***** Record excerpts *****

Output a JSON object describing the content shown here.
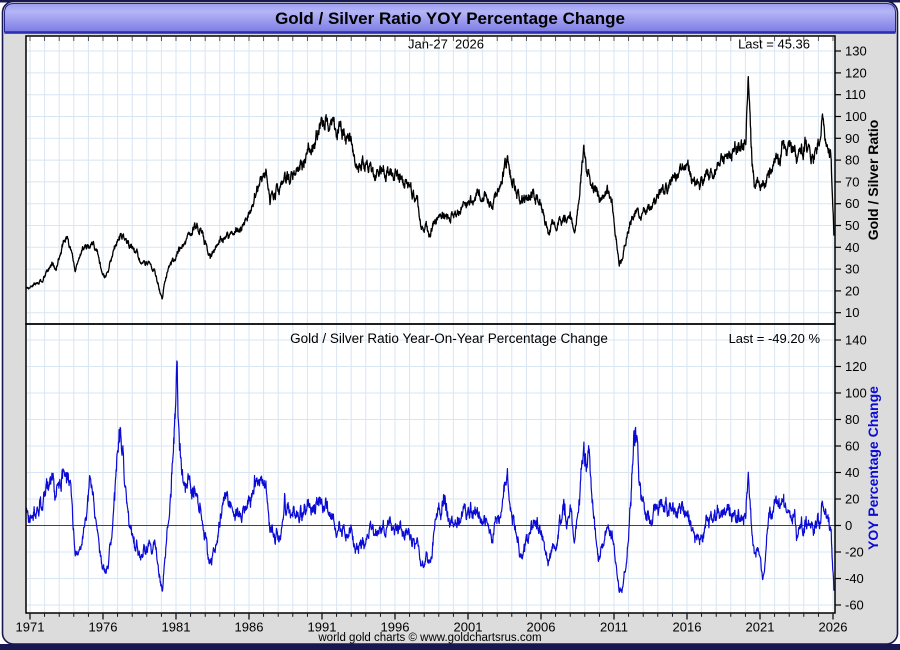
{
  "window": {
    "title": "Gold / Silver Ratio YOY Percentage Change"
  },
  "top_panel": {
    "date_annotation": "Jan-27  2026",
    "last_label": "Last = 45.36",
    "last_value": 45.36,
    "axis_title": "Gold / Silver Ratio",
    "y_ticks": [
      10,
      20,
      30,
      40,
      50,
      60,
      70,
      80,
      90,
      100,
      110,
      120,
      130
    ]
  },
  "bottom_panel": {
    "title": "Gold / Silver Ratio Year-On-Year Percentage Change",
    "last_label": "Last = -49.20 %",
    "last_value": -49.2,
    "axis_title": "YOY Percentage Change",
    "y_ticks": [
      -60,
      -40,
      -20,
      0,
      20,
      40,
      60,
      80,
      100,
      120,
      140
    ],
    "zero_line_value": 0
  },
  "x_axis": {
    "tick_years": [
      1971,
      1976,
      1981,
      1986,
      1991,
      1996,
      2001,
      2006,
      2011,
      2016,
      2021,
      2026
    ],
    "minor_tick_step_years": 1,
    "start_year": 1971,
    "end_year": 2026
  },
  "footer": "world gold charts © www.goldchartsrus.com",
  "colors": {
    "ratio_line": "#000000",
    "yoy_line": "#0b0bd6",
    "zero_line": "#e00000",
    "grid": "#d8e5f3",
    "panel_bg": "#ffffff",
    "window_bg": "#dcdcdc",
    "frame_edge": "#181850",
    "title_bar_top": "#9b9bf0",
    "title_bar_mid": "#b5b5f7",
    "title_bar_bottom": "#7c7ce4",
    "title_bar_edge": "#2e2eb0"
  },
  "chart_data": [
    {
      "type": "line",
      "name": "Gold / Silver Ratio",
      "panel": "top",
      "color": "#000000",
      "x_range": [
        1970.7,
        2026.08
      ],
      "ylim": [
        4.8,
        136.9
      ],
      "last": 45.36,
      "anchors": [
        [
          1969.4,
          18.5
        ],
        [
          1969.9,
          20
        ],
        [
          1970.45,
          21
        ],
        [
          1971.0,
          22
        ],
        [
          1971.4,
          23
        ],
        [
          1971.8,
          24.5
        ],
        [
          1972.2,
          29
        ],
        [
          1972.5,
          32
        ],
        [
          1972.8,
          30
        ],
        [
          1973.2,
          40
        ],
        [
          1973.5,
          45
        ],
        [
          1973.8,
          38
        ],
        [
          1974.1,
          30
        ],
        [
          1974.4,
          36
        ],
        [
          1974.7,
          41
        ],
        [
          1975.0,
          40
        ],
        [
          1975.3,
          43
        ],
        [
          1975.6,
          38
        ],
        [
          1975.9,
          30
        ],
        [
          1976.1,
          26
        ],
        [
          1976.4,
          31
        ],
        [
          1976.7,
          37
        ],
        [
          1977.0,
          42
        ],
        [
          1977.3,
          45.5
        ],
        [
          1977.6,
          43
        ],
        [
          1977.9,
          40
        ],
        [
          1978.3,
          37
        ],
        [
          1978.7,
          34
        ],
        [
          1979.1,
          33
        ],
        [
          1979.5,
          30
        ],
        [
          1979.8,
          23
        ],
        [
          1980.05,
          16
        ],
        [
          1980.3,
          26
        ],
        [
          1980.6,
          32
        ],
        [
          1980.9,
          34
        ],
        [
          1981.2,
          38
        ],
        [
          1981.5,
          41
        ],
        [
          1981.8,
          43
        ],
        [
          1982.1,
          46
        ],
        [
          1982.4,
          52
        ],
        [
          1982.7,
          49
        ],
        [
          1983.1,
          40
        ],
        [
          1983.35,
          35
        ],
        [
          1983.6,
          38
        ],
        [
          1983.9,
          42
        ],
        [
          1984.2,
          45
        ],
        [
          1984.6,
          44.5
        ],
        [
          1985.0,
          47
        ],
        [
          1985.3,
          48
        ],
        [
          1985.7,
          50
        ],
        [
          1986.1,
          57
        ],
        [
          1986.5,
          65
        ],
        [
          1986.9,
          70
        ],
        [
          1987.2,
          74
        ],
        [
          1987.45,
          62
        ],
        [
          1987.7,
          65
        ],
        [
          1988.0,
          67
        ],
        [
          1988.4,
          70
        ],
        [
          1988.8,
          72
        ],
        [
          1989.2,
          74
        ],
        [
          1989.6,
          77
        ],
        [
          1990.0,
          81
        ],
        [
          1990.4,
          87
        ],
        [
          1990.8,
          93
        ],
        [
          1991.1,
          99
        ],
        [
          1991.25,
          101
        ],
        [
          1991.5,
          94
        ],
        [
          1991.75,
          97
        ],
        [
          1992.0,
          93
        ],
        [
          1992.3,
          95
        ],
        [
          1992.6,
          91
        ],
        [
          1992.9,
          89
        ],
        [
          1993.2,
          84
        ],
        [
          1993.45,
          76
        ],
        [
          1993.7,
          79
        ],
        [
          1994.0,
          77
        ],
        [
          1994.4,
          75
        ],
        [
          1994.8,
          76
        ],
        [
          1995.2,
          77
        ],
        [
          1995.6,
          75
        ],
        [
          1996.0,
          74
        ],
        [
          1996.4,
          72
        ],
        [
          1996.8,
          70
        ],
        [
          1997.2,
          66
        ],
        [
          1997.5,
          62
        ],
        [
          1997.75,
          52
        ],
        [
          1997.95,
          46
        ],
        [
          1998.15,
          50
        ],
        [
          1998.35,
          44
        ],
        [
          1998.6,
          51
        ],
        [
          1998.9,
          55
        ],
        [
          1999.2,
          53
        ],
        [
          1999.5,
          56
        ],
        [
          1999.8,
          53
        ],
        [
          2000.1,
          55
        ],
        [
          2000.5,
          57
        ],
        [
          2000.9,
          60
        ],
        [
          2001.3,
          62
        ],
        [
          2001.7,
          65
        ],
        [
          2002.0,
          67
        ],
        [
          2002.3,
          64
        ],
        [
          2002.7,
          61
        ],
        [
          2003.0,
          67
        ],
        [
          2003.4,
          75
        ],
        [
          2003.7,
          80
        ],
        [
          2004.0,
          72
        ],
        [
          2004.3,
          66
        ],
        [
          2004.6,
          60
        ],
        [
          2004.9,
          62
        ],
        [
          2005.2,
          64
        ],
        [
          2005.5,
          66
        ],
        [
          2005.9,
          61
        ],
        [
          2006.2,
          54
        ],
        [
          2006.5,
          46
        ],
        [
          2006.8,
          51
        ],
        [
          2007.1,
          50
        ],
        [
          2007.5,
          53
        ],
        [
          2007.9,
          55
        ],
        [
          2008.3,
          49
        ],
        [
          2008.55,
          60
        ],
        [
          2008.75,
          75
        ],
        [
          2008.92,
          84
        ],
        [
          2009.1,
          76
        ],
        [
          2009.4,
          70
        ],
        [
          2009.7,
          66
        ],
        [
          2010.0,
          64
        ],
        [
          2010.3,
          62
        ],
        [
          2010.6,
          66
        ],
        [
          2010.9,
          58
        ],
        [
          2011.1,
          46
        ],
        [
          2011.35,
          32
        ],
        [
          2011.6,
          37
        ],
        [
          2011.85,
          46
        ],
        [
          2012.1,
          52
        ],
        [
          2012.4,
          56
        ],
        [
          2012.7,
          54
        ],
        [
          2013.1,
          55
        ],
        [
          2013.4,
          59
        ],
        [
          2013.7,
          61
        ],
        [
          2014.0,
          63
        ],
        [
          2014.4,
          66
        ],
        [
          2014.8,
          70
        ],
        [
          2015.2,
          72
        ],
        [
          2015.6,
          75
        ],
        [
          2015.95,
          78
        ],
        [
          2016.3,
          74
        ],
        [
          2016.55,
          67
        ],
        [
          2016.8,
          70
        ],
        [
          2017.1,
          71
        ],
        [
          2017.5,
          74
        ],
        [
          2017.9,
          77
        ],
        [
          2018.3,
          80
        ],
        [
          2018.7,
          82
        ],
        [
          2019.1,
          85
        ],
        [
          2019.4,
          89
        ],
        [
          2019.65,
          86
        ],
        [
          2019.9,
          88
        ],
        [
          2020.05,
          96
        ],
        [
          2020.2,
          123
        ],
        [
          2020.3,
          103
        ],
        [
          2020.45,
          80
        ],
        [
          2020.6,
          70
        ],
        [
          2020.85,
          73
        ],
        [
          2021.1,
          67
        ],
        [
          2021.35,
          68
        ],
        [
          2021.6,
          72
        ],
        [
          2021.85,
          78
        ],
        [
          2022.1,
          80
        ],
        [
          2022.35,
          77
        ],
        [
          2022.6,
          89
        ],
        [
          2022.85,
          84
        ],
        [
          2023.1,
          88
        ],
        [
          2023.35,
          82
        ],
        [
          2023.6,
          80
        ],
        [
          2023.85,
          86
        ],
        [
          2024.1,
          89
        ],
        [
          2024.35,
          84
        ],
        [
          2024.6,
          81
        ],
        [
          2024.85,
          86
        ],
        [
          2025.05,
          89
        ],
        [
          2025.28,
          104
        ],
        [
          2025.45,
          92
        ],
        [
          2025.6,
          89
        ],
        [
          2025.75,
          86
        ],
        [
          2025.88,
          80
        ],
        [
          2025.96,
          62
        ],
        [
          2026.06,
          45.36
        ]
      ]
    },
    {
      "type": "line",
      "name": "YOY Percentage Change",
      "panel": "bottom",
      "color": "#0b0bd6",
      "derived": "yoy_percent(t) = 100 * (ratio(t) / ratio(t - 1 year) - 1)",
      "ylim": [
        -66,
        152
      ],
      "last": -49.2,
      "zero_line": 0,
      "key_points": [
        [
          1972.4,
          40
        ],
        [
          1974.2,
          -25
        ],
        [
          1977.3,
          50
        ],
        [
          1980.05,
          -50
        ],
        [
          1981.05,
          134
        ],
        [
          1983.4,
          -38
        ],
        [
          1986.5,
          33
        ],
        [
          1987.4,
          -20
        ],
        [
          1993.5,
          -20
        ],
        [
          1997.95,
          -34
        ],
        [
          1998.35,
          -40
        ],
        [
          2003.6,
          20
        ],
        [
          2006.5,
          -26
        ],
        [
          2008.9,
          53
        ],
        [
          2011.35,
          -48
        ],
        [
          2012.4,
          70
        ],
        [
          2016.3,
          10
        ],
        [
          2020.2,
          43
        ],
        [
          2021.2,
          -45
        ],
        [
          2022.6,
          24
        ],
        [
          2025.28,
          18
        ],
        [
          2026.06,
          -49.2
        ]
      ]
    }
  ]
}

*****

▶ _Directions_:
Give nothing but the count of lines in the listing above that hold the string "Change".

▶ _Response for this exercise_:
4